> [Short exercise] The entries are to be returned exactly, with images left out.

begin

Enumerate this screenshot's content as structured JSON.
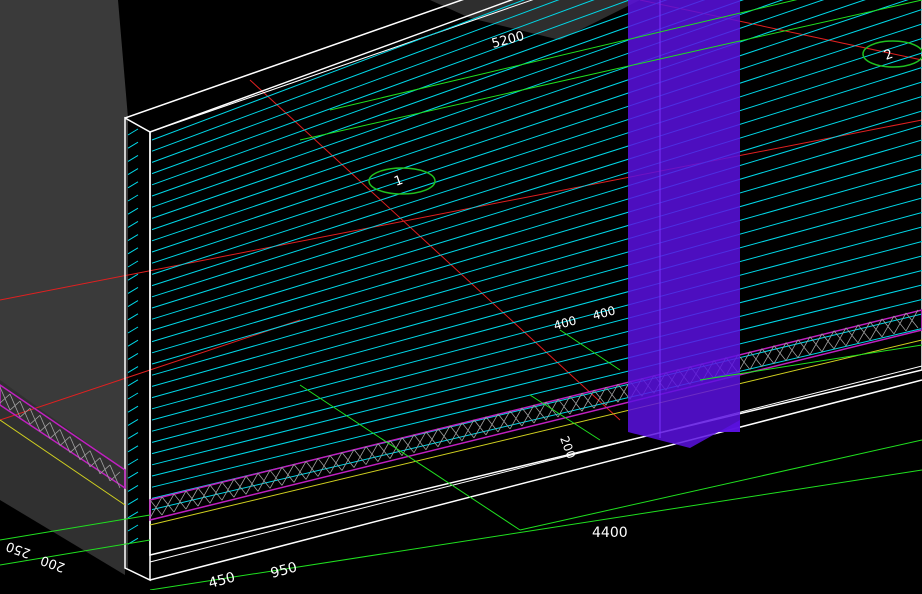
{
  "viewport": {
    "background": "#000000",
    "colors": {
      "wall_edge": "#ffffff",
      "rebar_lines": "#00d8e8",
      "axis_line": "#e02020",
      "dimension": "#20e020",
      "dimension_text": "#ffffff",
      "hatch": "#a0a0a0",
      "magenta_band": "#c020c0",
      "column_fill": "#5a10e0",
      "grid_bubble": "#20c020",
      "yellow_line": "#d0d020",
      "gray_block": "#3c3c3c"
    }
  },
  "grid_bubbles": [
    {
      "label": "1"
    },
    {
      "label": "2"
    }
  ],
  "dimensions": {
    "top_length": "5200",
    "offset_a": "400",
    "offset_b": "400",
    "bottom_mid": "200",
    "bottom_length": "4400",
    "bottom_left_a": "450",
    "bottom_left_b": "950",
    "left_a": "250",
    "left_b": "200"
  }
}
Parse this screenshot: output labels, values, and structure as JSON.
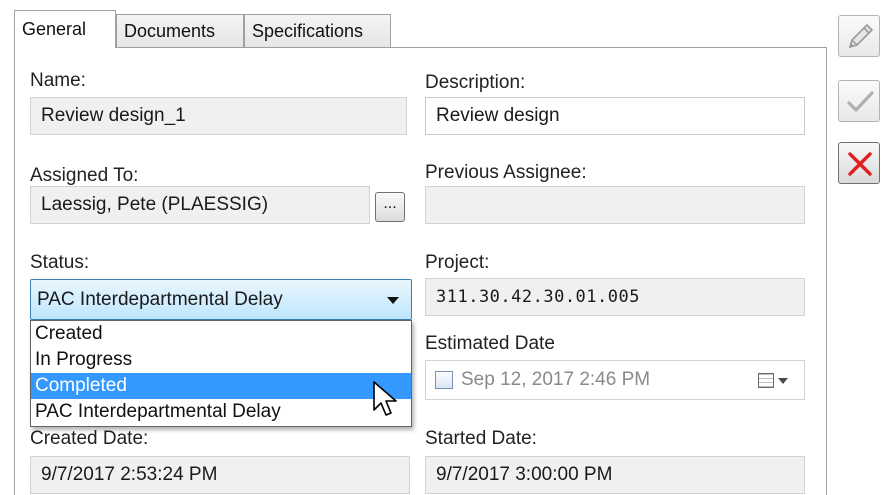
{
  "tabs": [
    {
      "label": "General",
      "active": true
    },
    {
      "label": "Documents",
      "active": false
    },
    {
      "label": "Specifications",
      "active": false
    }
  ],
  "form": {
    "name_label": "Name:",
    "name_value": "Review design_1",
    "description_label": "Description:",
    "description_value": "Review design",
    "assigned_to_label": "Assigned To:",
    "assigned_to_value": "Laessig, Pete (PLAESSIG)",
    "browse_button_label": "...",
    "previous_assignee_label": "Previous Assignee:",
    "previous_assignee_value": "",
    "status_label": "Status:",
    "status_value": "PAC Interdepartmental Delay",
    "status_options": [
      "Created",
      "In Progress",
      "Completed",
      "PAC Interdepartmental Delay"
    ],
    "status_highlighted_option": "Completed",
    "project_label": "Project:",
    "project_value": "311.30.42.30.01.005",
    "estimated_date_label": "Estimated Date",
    "estimated_date_value": "Sep 12, 2017   2:46 PM",
    "estimated_date_checked": false,
    "created_date_label": "Created Date:",
    "created_date_value": "9/7/2017 2:53:24 PM",
    "started_date_label": "Started Date:",
    "started_date_value": "9/7/2017 3:00:00 PM"
  },
  "side_buttons": [
    {
      "icon": "pencil-icon",
      "enabled": false
    },
    {
      "icon": "checkmark-icon",
      "enabled": false
    },
    {
      "icon": "red-x-icon",
      "enabled": true,
      "color": "#e02020"
    }
  ],
  "colors": {
    "dropdown_highlight": "#3399ff",
    "combo_border": "#3c7fb1",
    "cancel_red": "#e02020"
  }
}
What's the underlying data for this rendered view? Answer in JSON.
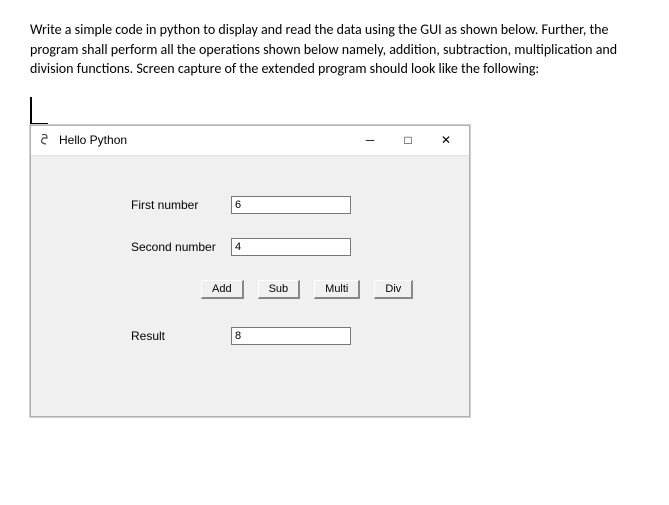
{
  "instruction": "Write a simple code in python to display and read the data using the GUI as shown below. Further, the program shall perform all the operations shown below namely, addition, subtraction, multiplication and division functions. Screen capture of the extended program should look like the following:",
  "window": {
    "title": "Hello Python",
    "controls": {
      "minimize": "─",
      "maximize": "□",
      "close": "✕"
    }
  },
  "form": {
    "first_label": "First number",
    "first_value": "6",
    "second_label": "Second number",
    "second_value": "4",
    "result_label": "Result",
    "result_value": "8"
  },
  "buttons": {
    "add": "Add",
    "sub": "Sub",
    "multi": "Multi",
    "div": "Div"
  }
}
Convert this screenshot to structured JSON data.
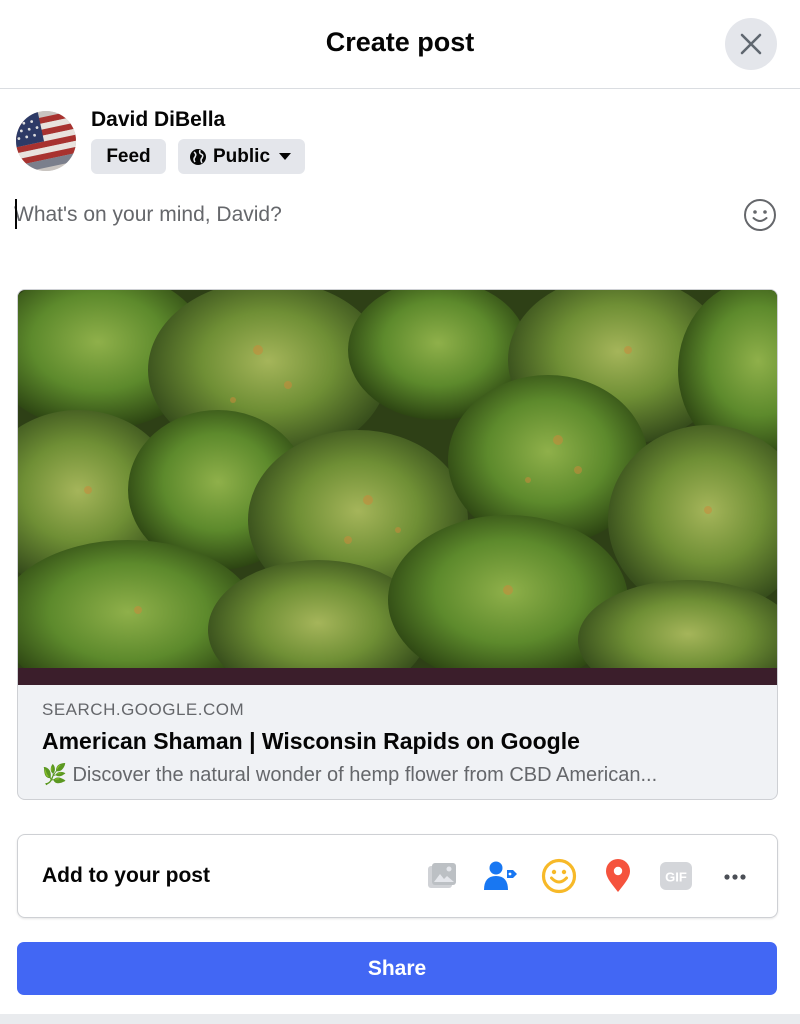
{
  "dialog": {
    "title": "Create post",
    "close_icon": "close-icon"
  },
  "user": {
    "name": "David DiBella",
    "feed_label": "Feed",
    "audience_label": "Public",
    "audience_icon": "globe-icon"
  },
  "composer": {
    "placeholder": "What's on your mind, David?",
    "value": "",
    "emoji_icon": "smiley-icon"
  },
  "link_preview": {
    "domain": "SEARCH.GOOGLE.COM",
    "title": "American Shaman | Wisconsin Rapids on Google",
    "description": "🌿 Discover the natural wonder of hemp flower from CBD American..."
  },
  "add_to_post": {
    "label": "Add to your post",
    "tools": [
      {
        "name": "photo-video-icon",
        "state": "disabled"
      },
      {
        "name": "tag-people-icon",
        "color": "#1877f2"
      },
      {
        "name": "feeling-activity-icon",
        "color": "#f7b928"
      },
      {
        "name": "check-in-icon",
        "color": "#f5533d"
      },
      {
        "name": "gif-icon",
        "state": "disabled"
      },
      {
        "name": "more-options-icon"
      }
    ]
  },
  "share": {
    "label": "Share",
    "color": "#4267f4"
  }
}
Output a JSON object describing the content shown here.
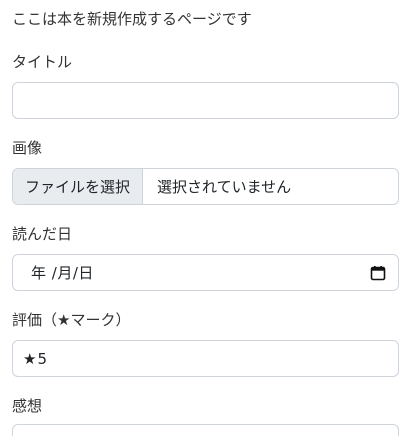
{
  "intro_text": "ここは本を新規作成するページです",
  "title_field": {
    "label": "タイトル",
    "value": ""
  },
  "image_field": {
    "label": "画像",
    "button_label": "ファイルを選択",
    "status_text": "選択されていません"
  },
  "read_date_field": {
    "label": "読んだ日",
    "display": "年 /月/日",
    "icon": "calendar-icon"
  },
  "rating_field": {
    "label": "評価（★マーク）",
    "star": "★",
    "value": "5"
  },
  "impression_field": {
    "label": "感想"
  }
}
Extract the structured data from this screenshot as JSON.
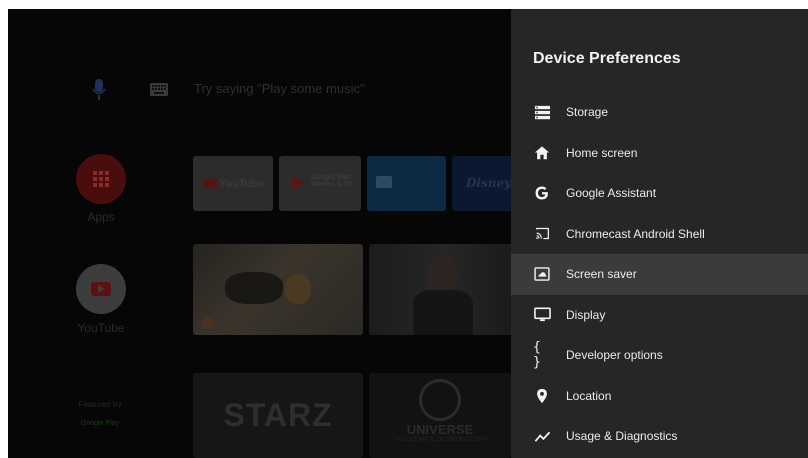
{
  "launcher": {
    "search_hint": "Try saying \"Play some music\"",
    "apps_label": "Apps",
    "youtube_label": "YouTube",
    "featured_label": "Featured by",
    "featured_source": "Google Play",
    "app_row": [
      "YouTube",
      "Google Play Movies & TV",
      "",
      "Disney+"
    ],
    "channel_row": [
      "STARZ",
      "UNIVERSE",
      "THE ULTIMATE DC MEMBERSHIP"
    ]
  },
  "panel": {
    "title": "Device Preferences",
    "items": [
      {
        "label": "Storage",
        "icon": "storage-icon",
        "focused": false
      },
      {
        "label": "Home screen",
        "icon": "home-icon",
        "focused": false
      },
      {
        "label": "Google Assistant",
        "icon": "google-icon",
        "focused": false
      },
      {
        "label": "Chromecast Android Shell",
        "icon": "cast-icon",
        "focused": false
      },
      {
        "label": "Screen saver",
        "icon": "screen-saver-icon",
        "focused": true
      },
      {
        "label": "Display",
        "icon": "display-icon",
        "focused": false
      },
      {
        "label": "Developer options",
        "icon": "braces-icon",
        "focused": false
      },
      {
        "label": "Location",
        "icon": "location-pin-icon",
        "focused": false
      },
      {
        "label": "Usage & Diagnostics",
        "icon": "chart-line-icon",
        "focused": false
      }
    ]
  },
  "colors": {
    "panel_bg": "#262626",
    "focused_row": "#3b3b3b",
    "apps_circle": "#4a0d0d",
    "youtube_circle": "#3d3d3d"
  }
}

end

> [Solution for this problem]
Enumerate this screenshot's content as structured JSON.
{
  "viewport": {
    "background": "#000000",
    "colors": {
      "wall_edge": "#ffffff",
      "rebar_lines": "#00d8e8",
      "axis_line": "#e02020",
      "dimension": "#20e020",
      "dimension_text": "#ffffff",
      "hatch": "#a0a0a0",
      "magenta_band": "#c020c0",
      "column_fill": "#5a10e0",
      "grid_bubble": "#20c020",
      "yellow_line": "#d0d020",
      "gray_block": "#3c3c3c"
    }
  },
  "grid_bubbles": [
    {
      "label": "1"
    },
    {
      "label": "2"
    }
  ],
  "dimensions": {
    "top_length": "5200",
    "offset_a": "400",
    "offset_b": "400",
    "bottom_mid": "200",
    "bottom_length": "4400",
    "bottom_left_a": "450",
    "bottom_left_b": "950",
    "left_a": "250",
    "left_b": "200"
  }
}
Parse this screenshot: output labels, values, and structure as JSON.
{
  "tabs": [
    {
      "label": "General",
      "active": true
    },
    {
      "label": "Documents",
      "active": false
    },
    {
      "label": "Specifications",
      "active": false
    }
  ],
  "form": {
    "name_label": "Name:",
    "name_value": "Review design_1",
    "description_label": "Description:",
    "description_value": "Review design",
    "assigned_to_label": "Assigned To:",
    "assigned_to_value": "Laessig, Pete (PLAESSIG)",
    "browse_button_label": "...",
    "previous_assignee_label": "Previous Assignee:",
    "previous_assignee_value": "",
    "status_label": "Status:",
    "status_value": "PAC Interdepartmental Delay",
    "status_options": [
      "Created",
      "In Progress",
      "Completed",
      "PAC Interdepartmental Delay"
    ],
    "status_highlighted_option": "Completed",
    "project_label": "Project:",
    "project_value": "311.30.42.30.01.005",
    "estimated_date_label": "Estimated Date",
    "estimated_date_value": "Sep 12, 2017   2:46 PM",
    "estimated_date_checked": false,
    "created_date_label": "Created Date:",
    "created_date_value": "9/7/2017 2:53:24 PM",
    "started_date_label": "Started Date:",
    "started_date_value": "9/7/2017 3:00:00 PM"
  },
  "side_buttons": [
    {
      "icon": "pencil-icon",
      "enabled": false
    },
    {
      "icon": "checkmark-icon",
      "enabled": false
    },
    {
      "icon": "red-x-icon",
      "enabled": true,
      "color": "#e02020"
    }
  ],
  "colors": {
    "dropdown_highlight": "#3399ff",
    "combo_border": "#3c7fb1",
    "cancel_red": "#e02020"
  }
}
What's the underlying data for this rendered view? Answer in JSON.
{
  "instruction": "Write a simple code in python to display and read the data using the GUI as shown below. Further, the program shall perform all the operations shown below namely, addition, subtraction, multiplication and division functions. Screen capture of the extended program should look like the following:",
  "window": {
    "title": "Hello Python",
    "controls": {
      "minimize": "─",
      "maximize": "□",
      "close": "✕"
    }
  },
  "form": {
    "first_label": "First number",
    "first_value": "6",
    "second_label": "Second number",
    "second_value": "4",
    "result_label": "Result",
    "result_value": "8"
  },
  "buttons": {
    "add": "Add",
    "sub": "Sub",
    "multi": "Multi",
    "div": "Div"
  }
}
Convert this screenshot to structured JSON data.
{
  "dialog": {
    "title": "Create post",
    "close_icon": "close-icon"
  },
  "user": {
    "name": "David DiBella",
    "feed_label": "Feed",
    "audience_label": "Public",
    "audience_icon": "globe-icon"
  },
  "composer": {
    "placeholder": "What's on your mind, David?",
    "value": "",
    "emoji_icon": "smiley-icon"
  },
  "link_preview": {
    "domain": "SEARCH.GOOGLE.COM",
    "title": "American Shaman | Wisconsin Rapids on Google",
    "description": "🌿 Discover the natural wonder of hemp flower from CBD American..."
  },
  "add_to_post": {
    "label": "Add to your post",
    "tools": [
      {
        "name": "photo-video-icon",
        "state": "disabled"
      },
      {
        "name": "tag-people-icon",
        "color": "#1877f2"
      },
      {
        "name": "feeling-activity-icon",
        "color": "#f7b928"
      },
      {
        "name": "check-in-icon",
        "color": "#f5533d"
      },
      {
        "name": "gif-icon",
        "state": "disabled"
      },
      {
        "name": "more-options-icon"
      }
    ]
  },
  "share": {
    "label": "Share",
    "color": "#4267f4"
  }
}
Output a JSON object describing the content shown here.
{
  "intro_text": "ここは本を新規作成するページです",
  "title_field": {
    "label": "タイトル",
    "value": ""
  },
  "image_field": {
    "label": "画像",
    "button_label": "ファイルを選択",
    "status_text": "選択されていません"
  },
  "read_date_field": {
    "label": "読んだ日",
    "display": "年 /月/日",
    "icon": "calendar-icon"
  },
  "rating_field": {
    "label": "評価（★マーク）",
    "star": "★",
    "value": "5"
  },
  "impression_field": {
    "label": "感想"
  }
}
Extract the structured data from this screenshot as JSON.
{
  "launcher": {
    "search_hint": "Try saying \"Play some music\"",
    "apps_label": "Apps",
    "youtube_label": "YouTube",
    "featured_label": "Featured by",
    "featured_source": "Google Play",
    "app_row": [
      "YouTube",
      "Google Play Movies & TV",
      "",
      "Disney+"
    ],
    "channel_row": [
      "STARZ",
      "UNIVERSE",
      "THE ULTIMATE DC MEMBERSHIP"
    ]
  },
  "panel": {
    "title": "Device Preferences",
    "items": [
      {
        "label": "Storage",
        "icon": "storage-icon",
        "focused": false
      },
      {
        "label": "Home screen",
        "icon": "home-icon",
        "focused": false
      },
      {
        "label": "Google Assistant",
        "icon": "google-icon",
        "focused": false
      },
      {
        "label": "Chromecast Android Shell",
        "icon": "cast-icon",
        "focused": false
      },
      {
        "label": "Screen saver",
        "icon": "screen-saver-icon",
        "focused": true
      },
      {
        "label": "Display",
        "icon": "display-icon",
        "focused": false
      },
      {
        "label": "Developer options",
        "icon": "braces-icon",
        "focused": false
      },
      {
        "label": "Location",
        "icon": "location-pin-icon",
        "focused": false
      },
      {
        "label": "Usage & Diagnostics",
        "icon": "chart-line-icon",
        "focused": false
      }
    ]
  },
  "colors": {
    "panel_bg": "#262626",
    "focused_row": "#3b3b3b",
    "apps_circle": "#4a0d0d",
    "youtube_circle": "#3d3d3d"
  }
}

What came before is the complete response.